GIVEN EXERCISE: The entries below should be quoted exactly, with no pictures carried over.

Dataset entries:
------------------------------------------------

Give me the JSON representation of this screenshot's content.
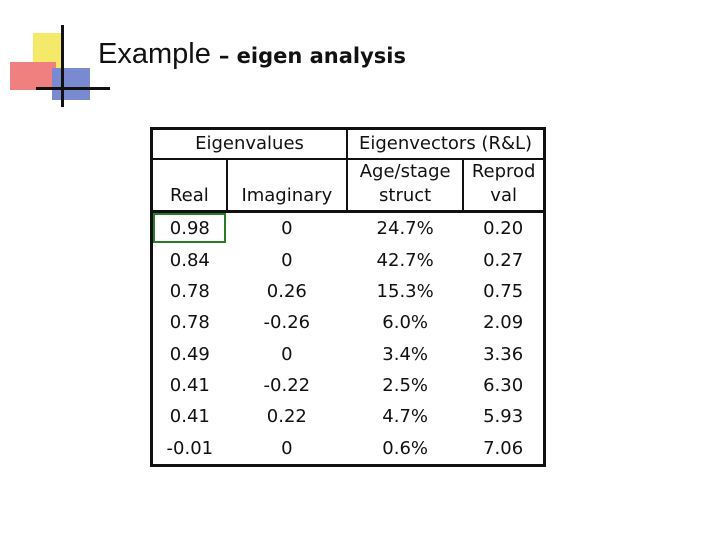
{
  "title": {
    "main": "Example",
    "sub": "– eigen analysis"
  },
  "table": {
    "groups": [
      "Eigenvalues",
      "Eigenvectors (R&L)"
    ],
    "columns": [
      "Real",
      "Imaginary",
      "Age/stage struct",
      "Reprod val"
    ],
    "rows": [
      [
        "0.98",
        "0",
        "24.7%",
        "0.20"
      ],
      [
        "0.84",
        "0",
        "42.7%",
        "0.27"
      ],
      [
        "0.78",
        "0.26",
        "15.3%",
        "0.75"
      ],
      [
        "0.78",
        "-0.26",
        "6.0%",
        "2.09"
      ],
      [
        "0.49",
        "0",
        "3.4%",
        "3.36"
      ],
      [
        "0.41",
        "-0.22",
        "2.5%",
        "6.30"
      ],
      [
        "0.41",
        "0.22",
        "4.7%",
        "5.93"
      ],
      [
        "-0.01",
        "0",
        "0.6%",
        "7.06"
      ]
    ]
  }
}
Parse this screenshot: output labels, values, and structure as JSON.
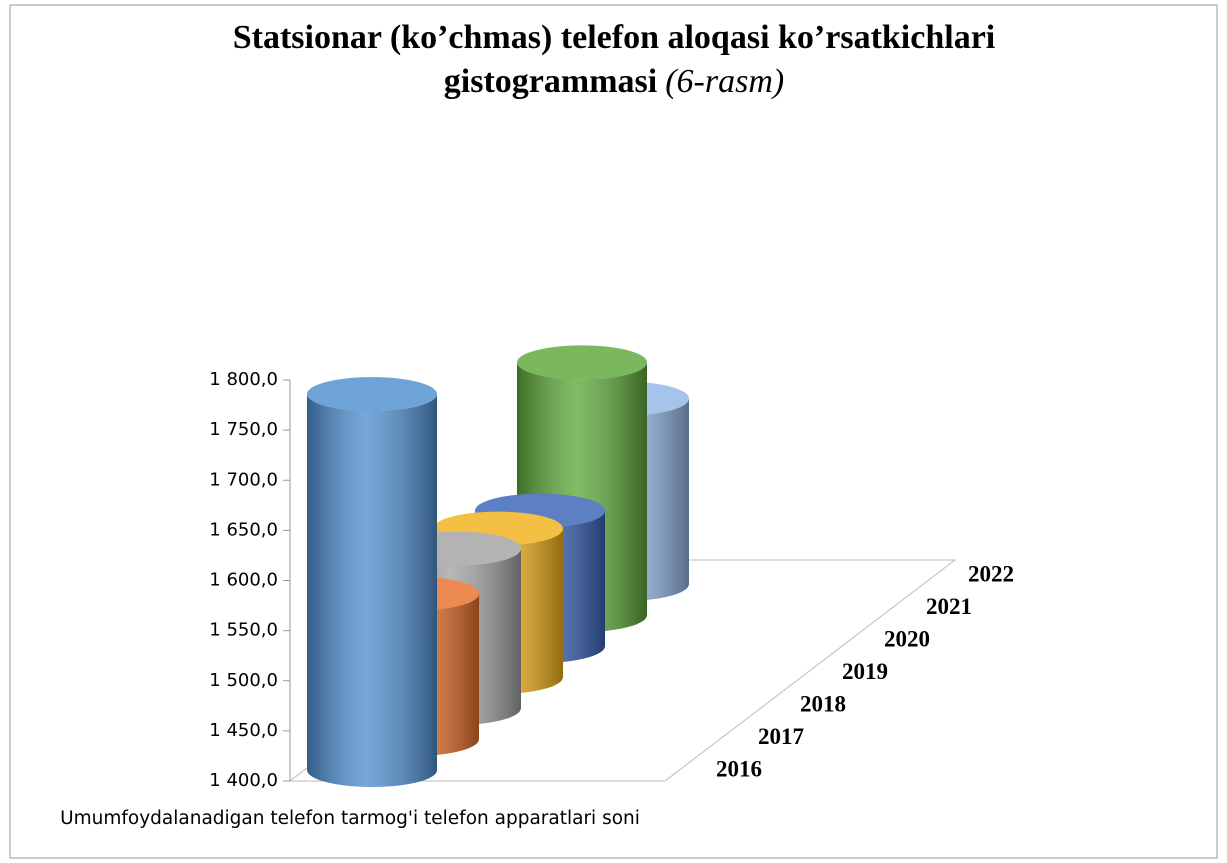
{
  "chart_data": {
    "type": "bar3d",
    "title": [
      "Statsionar (ko’chmas) telefon aloqasi ko’rsatkichlari",
      "gistogrammasi"
    ],
    "subtitle": "(6-rasm)",
    "categories": [
      "Umumfoydalanadigan telefon tarmog'i telefon apparatlari soni"
    ],
    "series": [
      {
        "name": "2016",
        "color": "#4f8fd0",
        "values": [
          1775
        ]
      },
      {
        "name": "2017",
        "color": "#e8712b",
        "values": [
          1545
        ]
      },
      {
        "name": "2018",
        "color": "#a3a3a3",
        "values": [
          1559
        ]
      },
      {
        "name": "2019",
        "color": "#f2b31a",
        "values": [
          1548
        ]
      },
      {
        "name": "2020",
        "color": "#3a64b8",
        "values": [
          1535
        ]
      },
      {
        "name": "2021",
        "color": "#5ea83a",
        "values": [
          1652
        ]
      },
      {
        "name": "2022",
        "color": "#93b7e4",
        "values": [
          1585
        ]
      }
    ],
    "ylim": [
      1400,
      1800
    ],
    "yticks": [
      {
        "value": 1400,
        "label": "1 400,0"
      },
      {
        "value": 1450,
        "label": "1 450,0"
      },
      {
        "value": 1500,
        "label": "1 500,0"
      },
      {
        "value": 1550,
        "label": "1 550,0"
      },
      {
        "value": 1600,
        "label": "1 600,0"
      },
      {
        "value": 1650,
        "label": "1 650,0"
      },
      {
        "value": 1700,
        "label": "1 700,0"
      },
      {
        "value": 1750,
        "label": "1 750,0"
      },
      {
        "value": 1800,
        "label": "1 800,0"
      }
    ]
  }
}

------------------------------------------------

ANSWER IN FULL:
Give me the JSON representation of this screenshot's content.
{
  "title": {
    "main": "Example",
    "sub": "– eigen analysis"
  },
  "table": {
    "groups": [
      "Eigenvalues",
      "Eigenvectors (R&L)"
    ],
    "columns": [
      "Real",
      "Imaginary",
      "Age/stage struct",
      "Reprod val"
    ],
    "rows": [
      [
        "0.98",
        "0",
        "24.7%",
        "0.20"
      ],
      [
        "0.84",
        "0",
        "42.7%",
        "0.27"
      ],
      [
        "0.78",
        "0.26",
        "15.3%",
        "0.75"
      ],
      [
        "0.78",
        "-0.26",
        "6.0%",
        "2.09"
      ],
      [
        "0.49",
        "0",
        "3.4%",
        "3.36"
      ],
      [
        "0.41",
        "-0.22",
        "2.5%",
        "6.30"
      ],
      [
        "0.41",
        "0.22",
        "4.7%",
        "5.93"
      ],
      [
        "-0.01",
        "0",
        "0.6%",
        "7.06"
      ]
    ]
  }
}
Parse this screenshot: output labels, values, and structure as JSON.
{
  "chart_data": {
    "type": "bar3d",
    "title": [
      "Statsionar (ko’chmas) telefon aloqasi ko’rsatkichlari",
      "gistogrammasi"
    ],
    "subtitle": "(6-rasm)",
    "categories": [
      "Umumfoydalanadigan telefon tarmog'i telefon apparatlari soni"
    ],
    "series": [
      {
        "name": "2016",
        "color": "#4f8fd0",
        "values": [
          1775
        ]
      },
      {
        "name": "2017",
        "color": "#e8712b",
        "values": [
          1545
        ]
      },
      {
        "name": "2018",
        "color": "#a3a3a3",
        "values": [
          1559
        ]
      },
      {
        "name": "2019",
        "color": "#f2b31a",
        "values": [
          1548
        ]
      },
      {
        "name": "2020",
        "color": "#3a64b8",
        "values": [
          1535
        ]
      },
      {
        "name": "2021",
        "color": "#5ea83a",
        "values": [
          1652
        ]
      },
      {
        "name": "2022",
        "color": "#93b7e4",
        "values": [
          1585
        ]
      }
    ],
    "ylim": [
      1400,
      1800
    ],
    "yticks": [
      {
        "value": 1400,
        "label": "1 400,0"
      },
      {
        "value": 1450,
        "label": "1 450,0"
      },
      {
        "value": 1500,
        "label": "1 500,0"
      },
      {
        "value": 1550,
        "label": "1 550,0"
      },
      {
        "value": 1600,
        "label": "1 600,0"
      },
      {
        "value": 1650,
        "label": "1 650,0"
      },
      {
        "value": 1700,
        "label": "1 700,0"
      },
      {
        "value": 1750,
        "label": "1 750,0"
      },
      {
        "value": 1800,
        "label": "1 800,0"
      }
    ]
  }
}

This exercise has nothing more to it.